### Directions for this task
Report each line of the data that has "ambient" somewhere in it.

### Listing
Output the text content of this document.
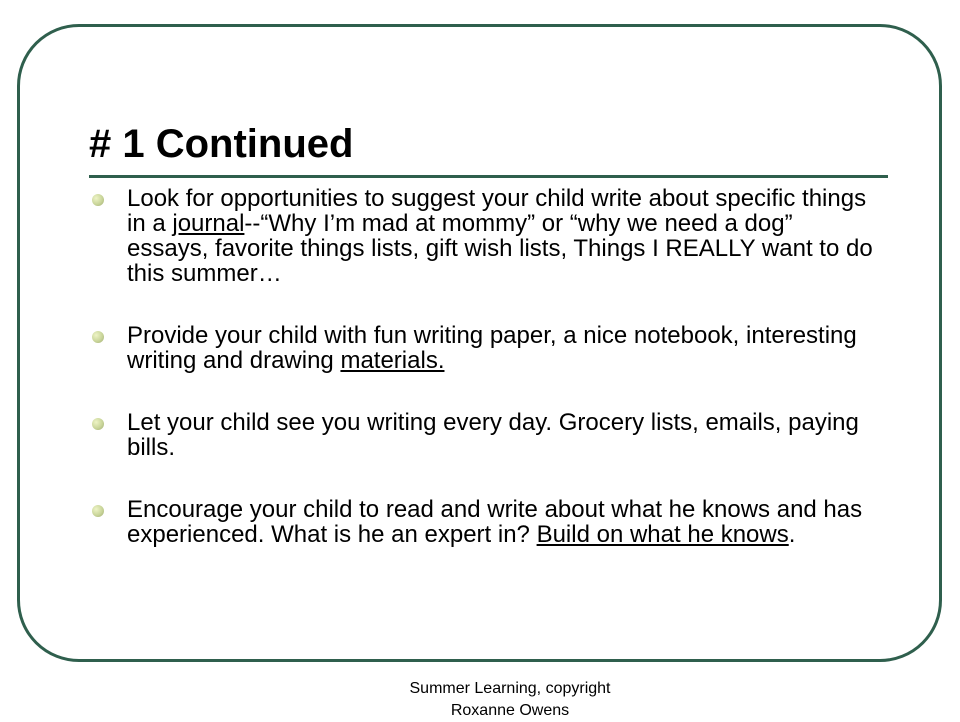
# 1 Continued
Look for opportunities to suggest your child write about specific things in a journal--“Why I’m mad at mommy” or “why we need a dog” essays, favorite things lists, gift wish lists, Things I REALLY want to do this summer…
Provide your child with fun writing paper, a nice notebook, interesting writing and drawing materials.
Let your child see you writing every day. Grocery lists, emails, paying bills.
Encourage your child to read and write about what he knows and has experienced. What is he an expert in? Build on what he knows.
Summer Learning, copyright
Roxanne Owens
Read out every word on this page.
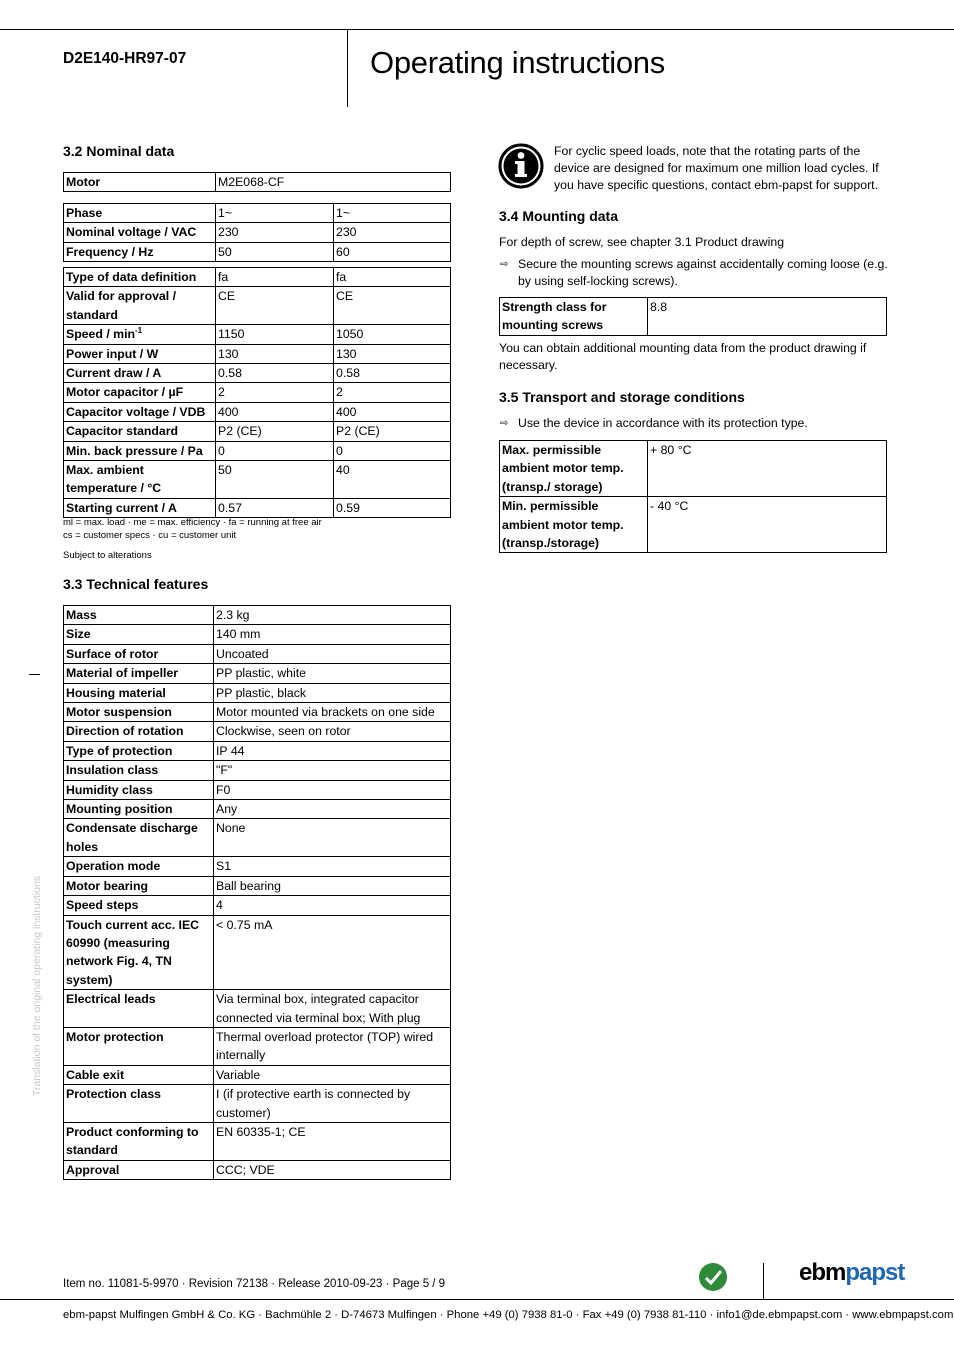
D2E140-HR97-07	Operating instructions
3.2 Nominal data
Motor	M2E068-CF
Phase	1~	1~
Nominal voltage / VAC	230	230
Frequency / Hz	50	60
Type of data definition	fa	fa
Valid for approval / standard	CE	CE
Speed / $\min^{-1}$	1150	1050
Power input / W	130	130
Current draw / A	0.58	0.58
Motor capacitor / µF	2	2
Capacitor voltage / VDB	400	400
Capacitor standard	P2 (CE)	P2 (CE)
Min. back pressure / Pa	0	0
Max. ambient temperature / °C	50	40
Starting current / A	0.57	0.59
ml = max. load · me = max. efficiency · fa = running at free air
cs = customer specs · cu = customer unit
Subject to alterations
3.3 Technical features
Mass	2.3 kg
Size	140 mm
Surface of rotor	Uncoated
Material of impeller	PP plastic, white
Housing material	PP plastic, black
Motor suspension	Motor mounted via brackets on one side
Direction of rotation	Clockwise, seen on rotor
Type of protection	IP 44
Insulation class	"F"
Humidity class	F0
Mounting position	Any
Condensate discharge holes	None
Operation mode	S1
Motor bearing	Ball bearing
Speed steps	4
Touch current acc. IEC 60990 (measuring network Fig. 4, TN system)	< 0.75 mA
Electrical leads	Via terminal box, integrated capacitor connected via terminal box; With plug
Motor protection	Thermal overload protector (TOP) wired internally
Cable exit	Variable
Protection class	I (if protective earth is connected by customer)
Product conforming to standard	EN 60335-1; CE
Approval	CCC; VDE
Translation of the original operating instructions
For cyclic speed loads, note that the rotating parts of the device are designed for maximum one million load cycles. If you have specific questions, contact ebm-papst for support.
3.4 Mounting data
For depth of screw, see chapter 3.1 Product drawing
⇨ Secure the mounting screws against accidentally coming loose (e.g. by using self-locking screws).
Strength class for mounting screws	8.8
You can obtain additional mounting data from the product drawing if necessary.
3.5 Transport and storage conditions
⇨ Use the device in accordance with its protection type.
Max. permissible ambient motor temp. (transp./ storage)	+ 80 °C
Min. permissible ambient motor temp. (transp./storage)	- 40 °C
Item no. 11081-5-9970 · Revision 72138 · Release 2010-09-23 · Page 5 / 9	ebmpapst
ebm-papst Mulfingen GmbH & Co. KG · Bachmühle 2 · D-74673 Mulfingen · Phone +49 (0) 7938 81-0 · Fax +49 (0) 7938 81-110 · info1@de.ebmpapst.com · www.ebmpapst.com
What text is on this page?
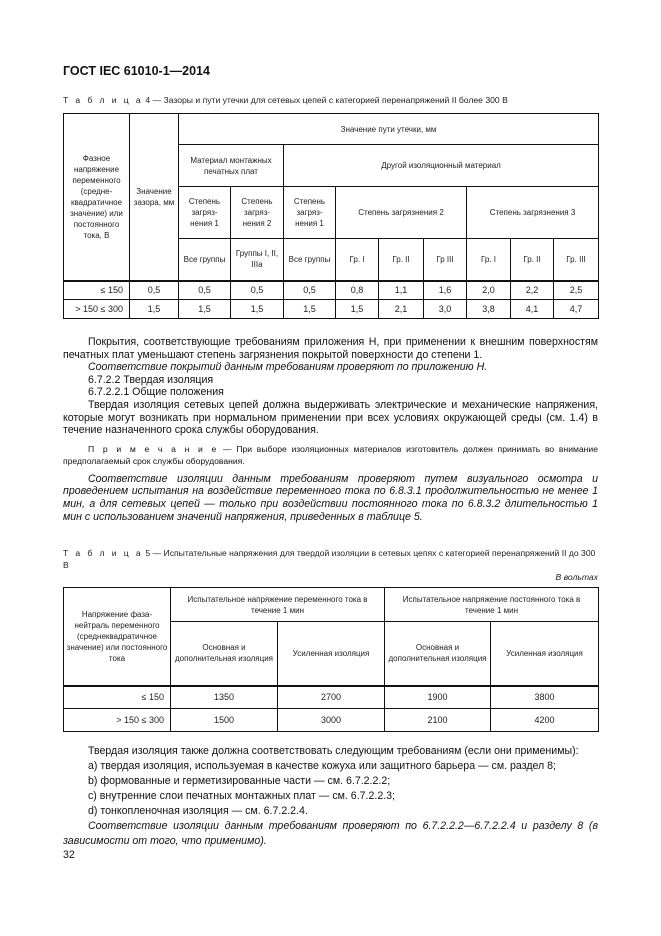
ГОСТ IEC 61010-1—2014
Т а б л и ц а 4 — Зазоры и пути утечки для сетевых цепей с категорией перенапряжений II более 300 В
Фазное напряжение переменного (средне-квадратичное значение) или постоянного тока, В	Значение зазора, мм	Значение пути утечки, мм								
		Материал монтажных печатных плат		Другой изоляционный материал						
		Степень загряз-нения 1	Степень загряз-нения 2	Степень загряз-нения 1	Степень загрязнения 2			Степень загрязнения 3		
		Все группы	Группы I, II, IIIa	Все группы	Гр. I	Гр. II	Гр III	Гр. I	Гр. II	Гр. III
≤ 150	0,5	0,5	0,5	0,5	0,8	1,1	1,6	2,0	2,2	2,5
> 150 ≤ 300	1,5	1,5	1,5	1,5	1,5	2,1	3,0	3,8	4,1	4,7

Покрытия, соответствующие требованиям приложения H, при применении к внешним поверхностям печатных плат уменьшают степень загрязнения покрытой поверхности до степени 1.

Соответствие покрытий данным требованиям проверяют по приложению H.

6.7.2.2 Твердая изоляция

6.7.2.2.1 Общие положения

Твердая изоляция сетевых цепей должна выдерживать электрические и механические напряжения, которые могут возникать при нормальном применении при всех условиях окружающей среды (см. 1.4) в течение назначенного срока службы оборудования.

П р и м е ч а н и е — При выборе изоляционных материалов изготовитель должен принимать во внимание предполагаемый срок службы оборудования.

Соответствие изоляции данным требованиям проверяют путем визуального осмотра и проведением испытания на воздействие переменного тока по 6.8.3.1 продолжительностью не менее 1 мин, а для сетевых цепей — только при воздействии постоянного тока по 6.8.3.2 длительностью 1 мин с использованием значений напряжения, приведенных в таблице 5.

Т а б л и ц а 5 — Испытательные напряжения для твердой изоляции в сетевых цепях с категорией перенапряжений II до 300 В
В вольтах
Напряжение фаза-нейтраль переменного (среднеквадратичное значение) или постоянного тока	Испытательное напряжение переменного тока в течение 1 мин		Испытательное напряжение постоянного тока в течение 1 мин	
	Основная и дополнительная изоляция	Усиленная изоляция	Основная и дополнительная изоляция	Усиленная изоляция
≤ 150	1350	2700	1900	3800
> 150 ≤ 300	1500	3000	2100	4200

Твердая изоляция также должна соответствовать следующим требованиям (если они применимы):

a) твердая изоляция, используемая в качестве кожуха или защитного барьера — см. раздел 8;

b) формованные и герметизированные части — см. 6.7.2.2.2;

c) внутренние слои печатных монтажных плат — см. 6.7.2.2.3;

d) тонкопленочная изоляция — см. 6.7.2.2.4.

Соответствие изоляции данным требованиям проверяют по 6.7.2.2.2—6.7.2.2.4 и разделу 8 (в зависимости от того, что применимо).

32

### Exercise result
Max. ambient temperature / °C	50	40
Max. permissible ambient motor temp. (transp./ storage)	+ 80 °C
Min. permissible ambient motor temp. (transp./storage)	- 40 °C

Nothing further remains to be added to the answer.